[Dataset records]

┌────────

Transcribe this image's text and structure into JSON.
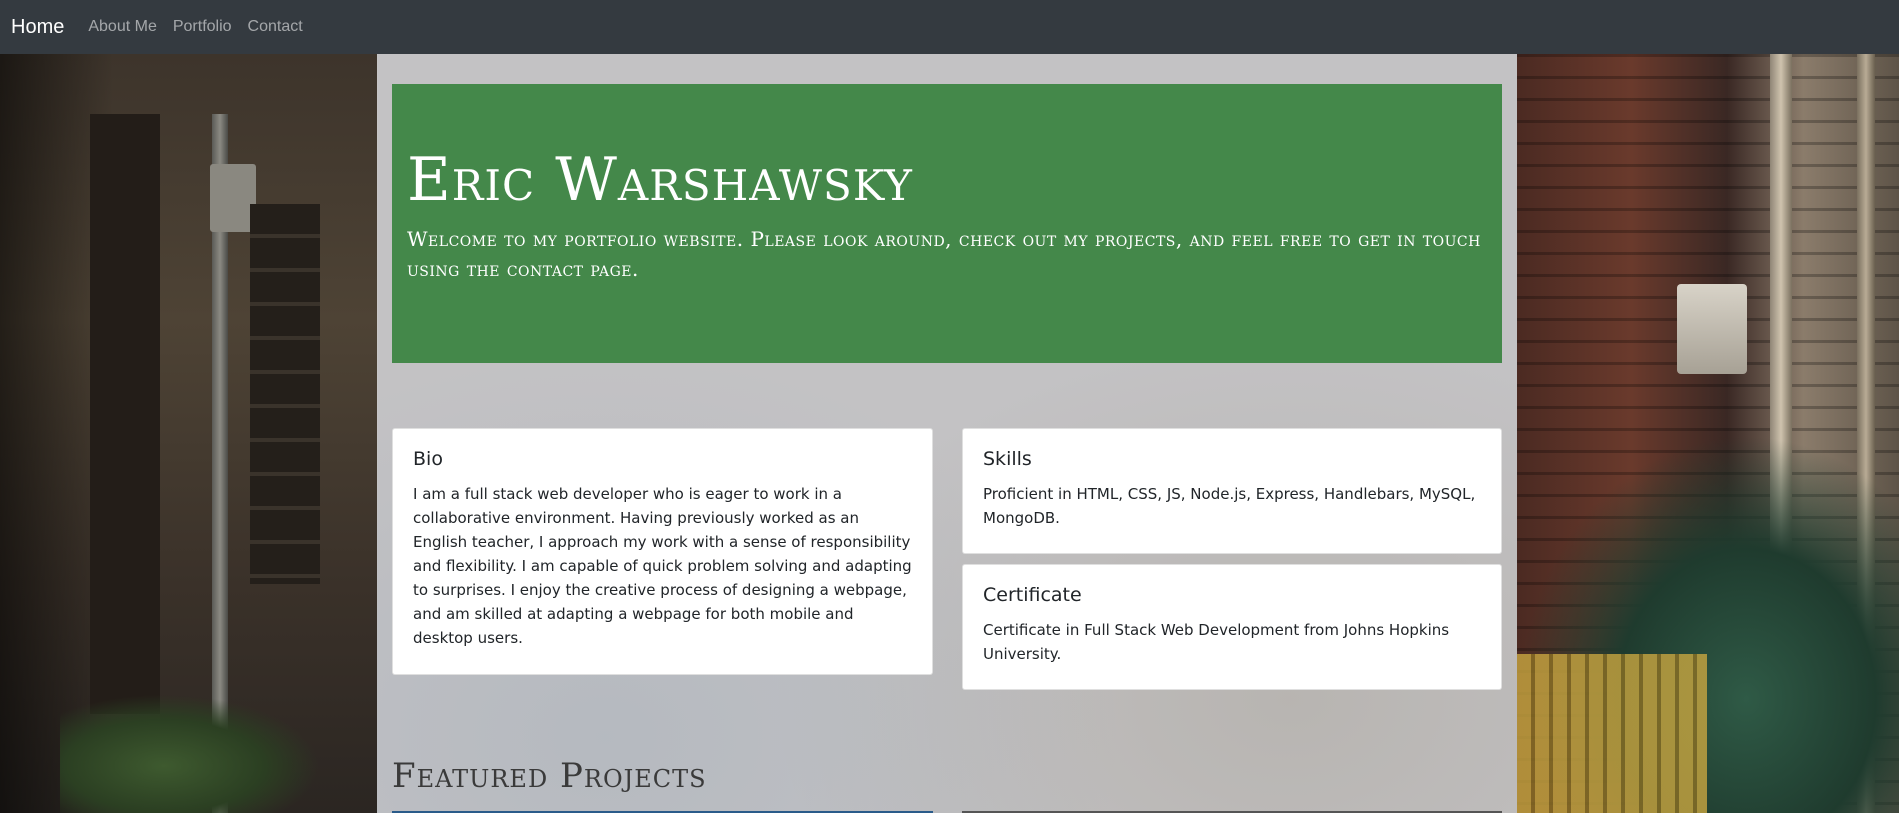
{
  "navbar": {
    "brand": "Home",
    "links": [
      "About Me",
      "Portfolio",
      "Contact"
    ],
    "background": "#343a40"
  },
  "jumbotron": {
    "title": "Eric Warshawsky",
    "lead": "Welcome to my portfolio website. Please look around, check out my projects, and feel free to get in touch using the contact page.",
    "background": "#44884a"
  },
  "cards": {
    "bio": {
      "title": "Bio",
      "text": "I am a full stack web developer who is eager to work in a collaborative environment. Having previously worked as an English teacher, I approach my work with a sense of responsibility and flexibility. I am capable of quick problem solving and adapting to surprises. I enjoy the creative process of designing a webpage, and am skilled at adapting a webpage for both mobile and desktop users."
    },
    "skills": {
      "title": "Skills",
      "text": "Proficient in HTML, CSS, JS, Node.js, Express, Handlebars, MySQL, MongoDB."
    },
    "certificate": {
      "title": "Certificate",
      "text": "Certificate in Full Stack Web Development from Johns Hopkins University."
    }
  },
  "featured_heading": "Featured Projects"
}
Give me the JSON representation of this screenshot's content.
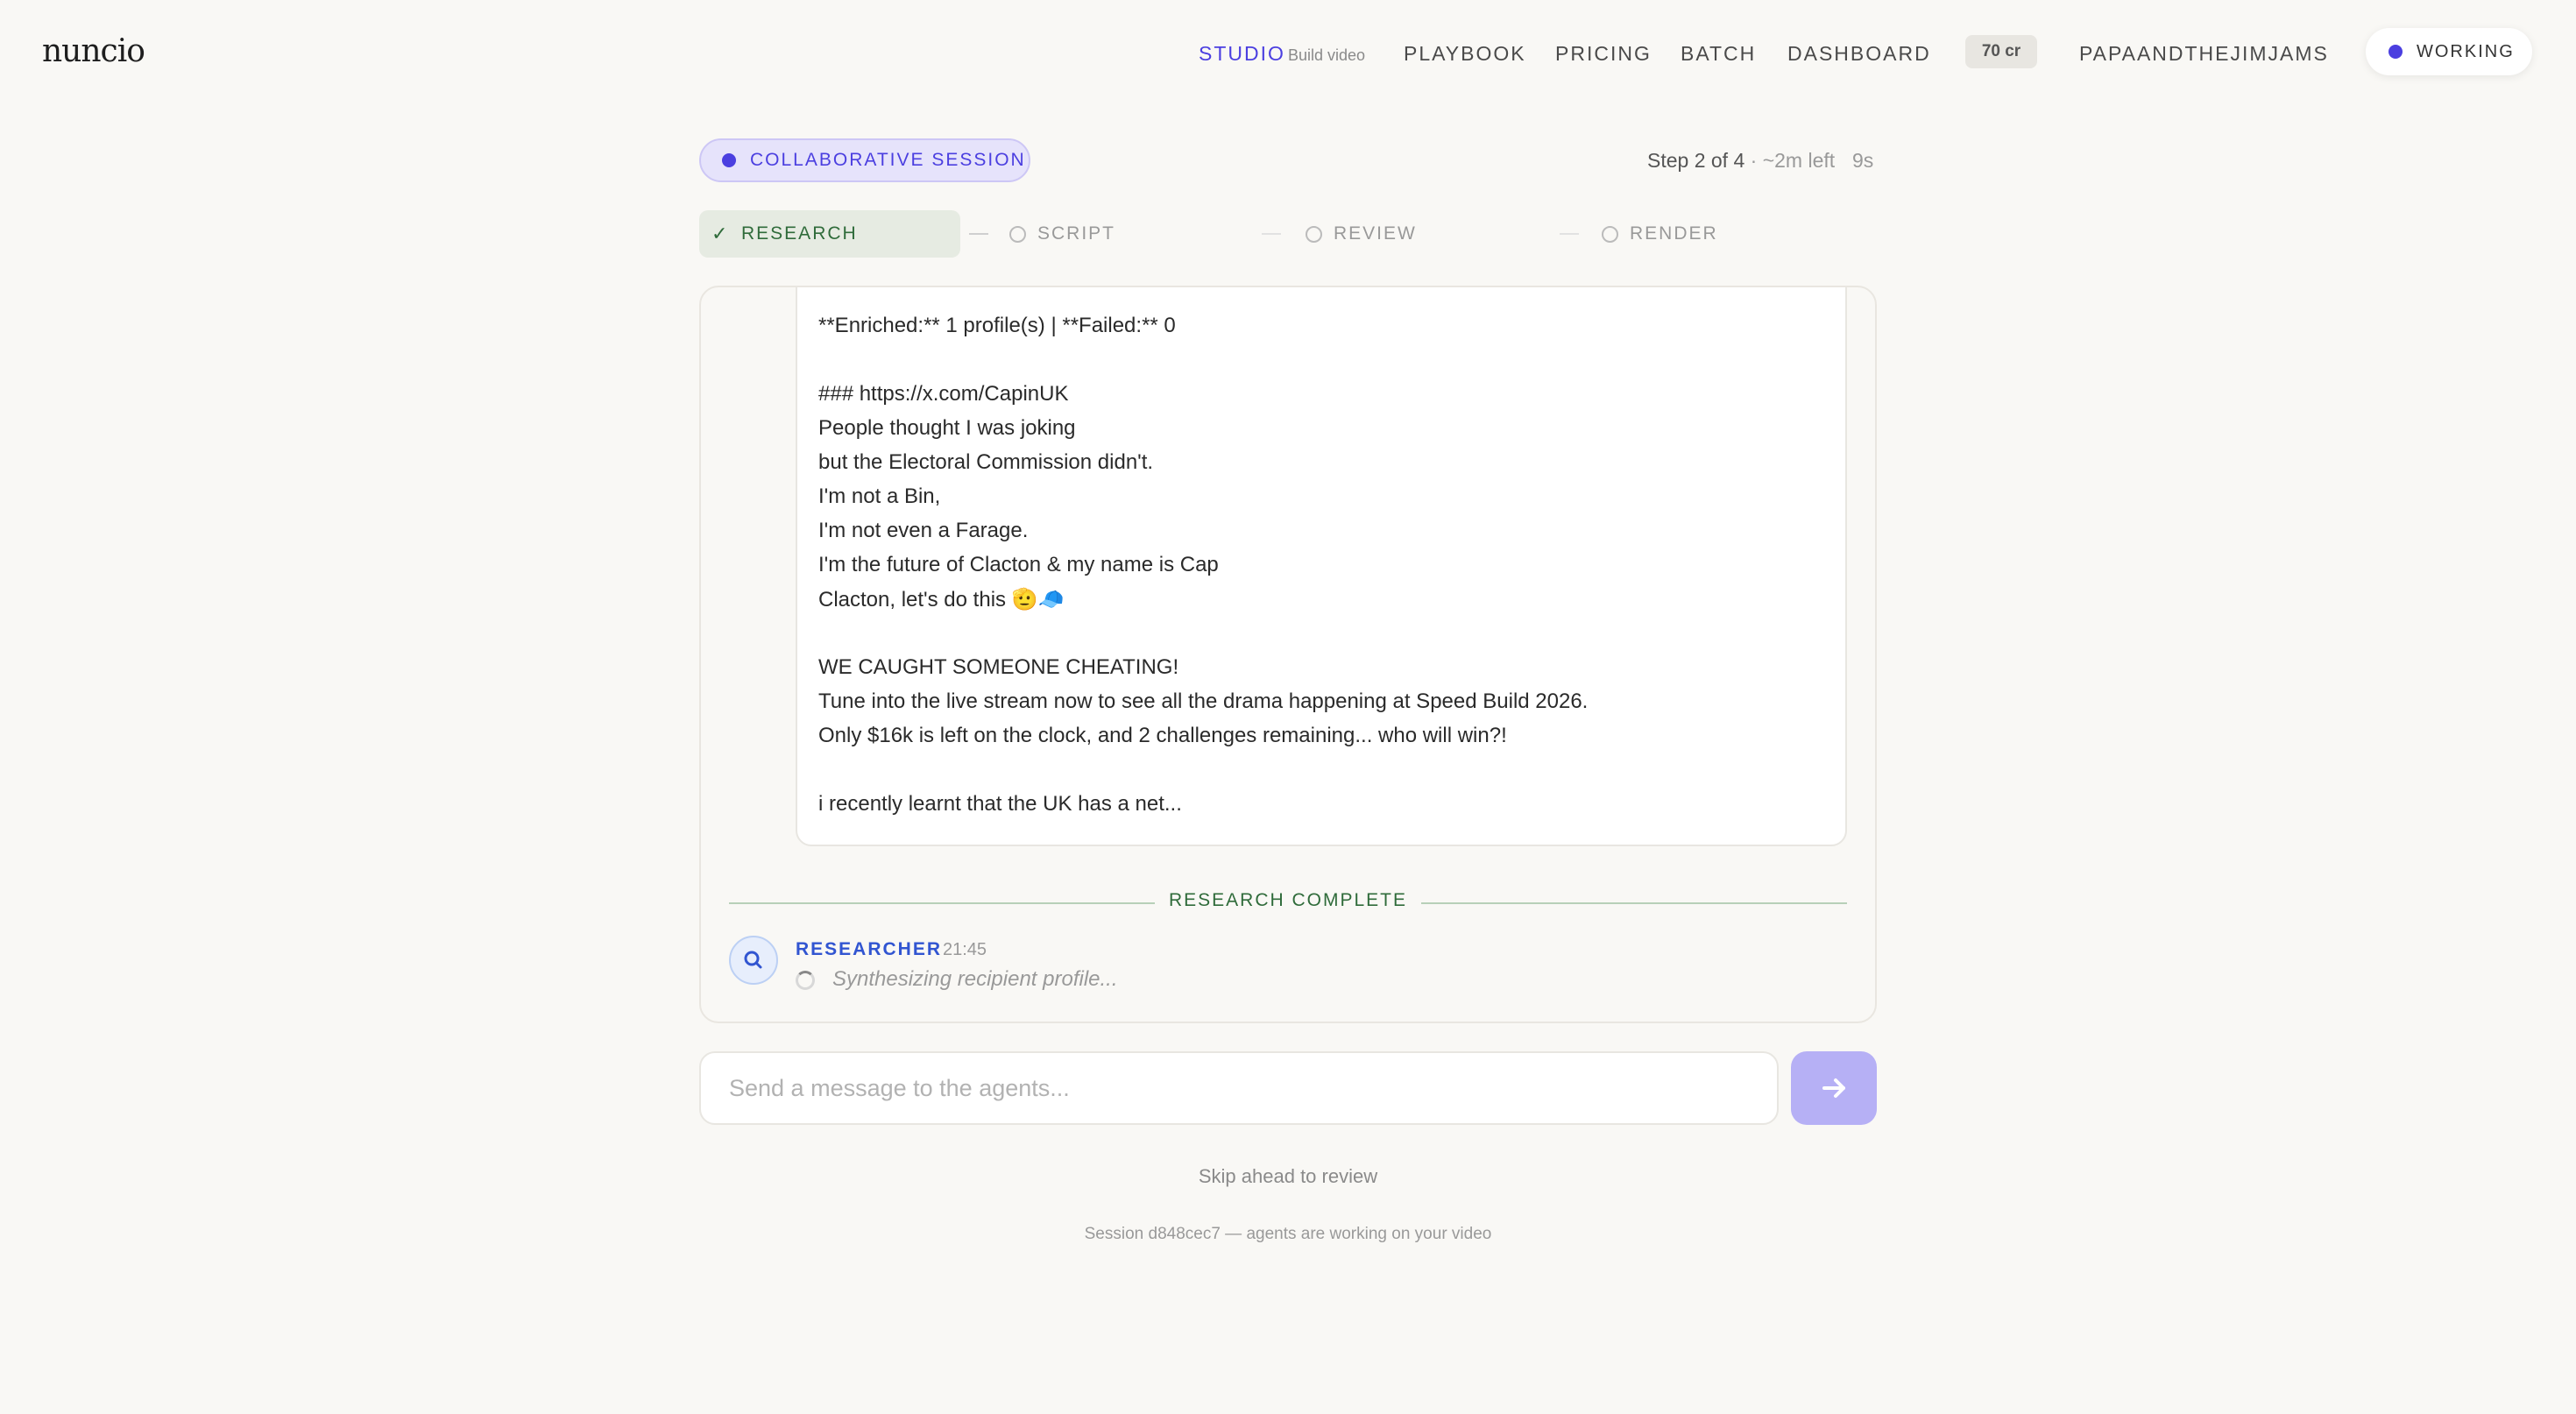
{
  "header": {
    "logo": "nuncio",
    "nav": {
      "studio": "STUDIO",
      "studio_sub": "Build video",
      "playbook": "PLAYBOOK",
      "pricing": "PRICING",
      "batch": "BATCH",
      "dashboard": "DASHBOARD",
      "credits": "70 cr",
      "user": "PAPAANDTHEJIMJAMS"
    },
    "status": "WORKING"
  },
  "session": {
    "label": "COLLABORATIVE SESSION",
    "step": "Step 2 of 4",
    "eta": "· ~2m left",
    "timer": "9s"
  },
  "stepper": {
    "steps": [
      {
        "label": "RESEARCH",
        "state": "done"
      },
      {
        "label": "SCRIPT",
        "state": "pending"
      },
      {
        "label": "REVIEW",
        "state": "pending"
      },
      {
        "label": "RENDER",
        "state": "pending"
      }
    ]
  },
  "message": {
    "lines": [
      "**Enriched:** 1 profile(s) | **Failed:** 0",
      "### https://x.com/CapinUK",
      "People thought I was joking",
      "but the Electoral Commission didn't.",
      "I'm not a Bin,",
      "I'm not even a Farage.",
      "I'm the future of Clacton & my name is Cap",
      "Clacton, let's do this 🫡🧢",
      "WE CAUGHT SOMEONE CHEATING!",
      "Tune into the live stream now to see all the drama happening at Speed Build 2026.",
      "Only $16k is left on the clock, and 2 challenges remaining... who will win?!",
      "i recently learnt that the UK has a net..."
    ]
  },
  "divider": "RESEARCH COMPLETE",
  "agent": {
    "name": "RESEARCHER",
    "time": "21:45",
    "status": "Synthesizing recipient profile..."
  },
  "composer": {
    "placeholder": "Send a message to the agents..."
  },
  "skip": "Skip ahead to review",
  "footer": "Session d848cec7 — agents are working on your video",
  "colors": {
    "accent": "#4b3fe0",
    "success": "#2f6b3a",
    "agent": "#3155d1",
    "send": "#b6b0f5"
  }
}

└────────

Aim of the exercise: Return each line of the data, keeping its wording exact and omitting pictures.

The reply:
Transcribe this image's text and structure into JSON.
{
  "navbar": {
    "brand": "Home",
    "links": [
      "About Me",
      "Portfolio",
      "Contact"
    ],
    "background": "#343a40"
  },
  "jumbotron": {
    "title": "Eric Warshawsky",
    "lead": "Welcome to my portfolio website. Please look around, check out my projects, and feel free to get in touch using the contact page.",
    "background": "#44884a"
  },
  "cards": {
    "bio": {
      "title": "Bio",
      "text": "I am a full stack web developer who is eager to work in a collaborative environment. Having previously worked as an English teacher, I approach my work with a sense of responsibility and flexibility. I am capable of quick problem solving and adapting to surprises. I enjoy the creative process of designing a webpage, and am skilled at adapting a webpage for both mobile and desktop users."
    },
    "skills": {
      "title": "Skills",
      "text": "Proficient in HTML, CSS, JS, Node.js, Express, Handlebars, MySQL, MongoDB."
    },
    "certificate": {
      "title": "Certificate",
      "text": "Certificate in Full Stack Web Development from Johns Hopkins University."
    }
  },
  "featured_heading": "Featured Projects"
}
Give me the JSON representation of this screenshot's content.
{
  "header": {
    "logo": "nuncio",
    "nav": {
      "studio": "STUDIO",
      "studio_sub": "Build video",
      "playbook": "PLAYBOOK",
      "pricing": "PRICING",
      "batch": "BATCH",
      "dashboard": "DASHBOARD",
      "credits": "70 cr",
      "user": "PAPAANDTHEJIMJAMS"
    },
    "status": "WORKING"
  },
  "session": {
    "label": "COLLABORATIVE SESSION",
    "step": "Step 2 of 4",
    "eta": "· ~2m left",
    "timer": "9s"
  },
  "stepper": {
    "steps": [
      {
        "label": "RESEARCH",
        "state": "done"
      },
      {
        "label": "SCRIPT",
        "state": "pending"
      },
      {
        "label": "REVIEW",
        "state": "pending"
      },
      {
        "label": "RENDER",
        "state": "pending"
      }
    ]
  },
  "message": {
    "lines": [
      "**Enriched:** 1 profile(s) | **Failed:** 0",
      "### https://x.com/CapinUK",
      "People thought I was joking",
      "but the Electoral Commission didn't.",
      "I'm not a Bin,",
      "I'm not even a Farage.",
      "I'm the future of Clacton & my name is Cap",
      "Clacton, let's do this 🫡🧢",
      "WE CAUGHT SOMEONE CHEATING!",
      "Tune into the live stream now to see all the drama happening at Speed Build 2026.",
      "Only $16k is left on the clock, and 2 challenges remaining... who will win?!",
      "i recently learnt that the UK has a net..."
    ]
  },
  "divider": "RESEARCH COMPLETE",
  "agent": {
    "name": "RESEARCHER",
    "time": "21:45",
    "status": "Synthesizing recipient profile..."
  },
  "composer": {
    "placeholder": "Send a message to the agents..."
  },
  "skip": "Skip ahead to review",
  "footer": "Session d848cec7 — agents are working on your video",
  "colors": {
    "accent": "#4b3fe0",
    "success": "#2f6b3a",
    "agent": "#3155d1",
    "send": "#b6b0f5"
  }
}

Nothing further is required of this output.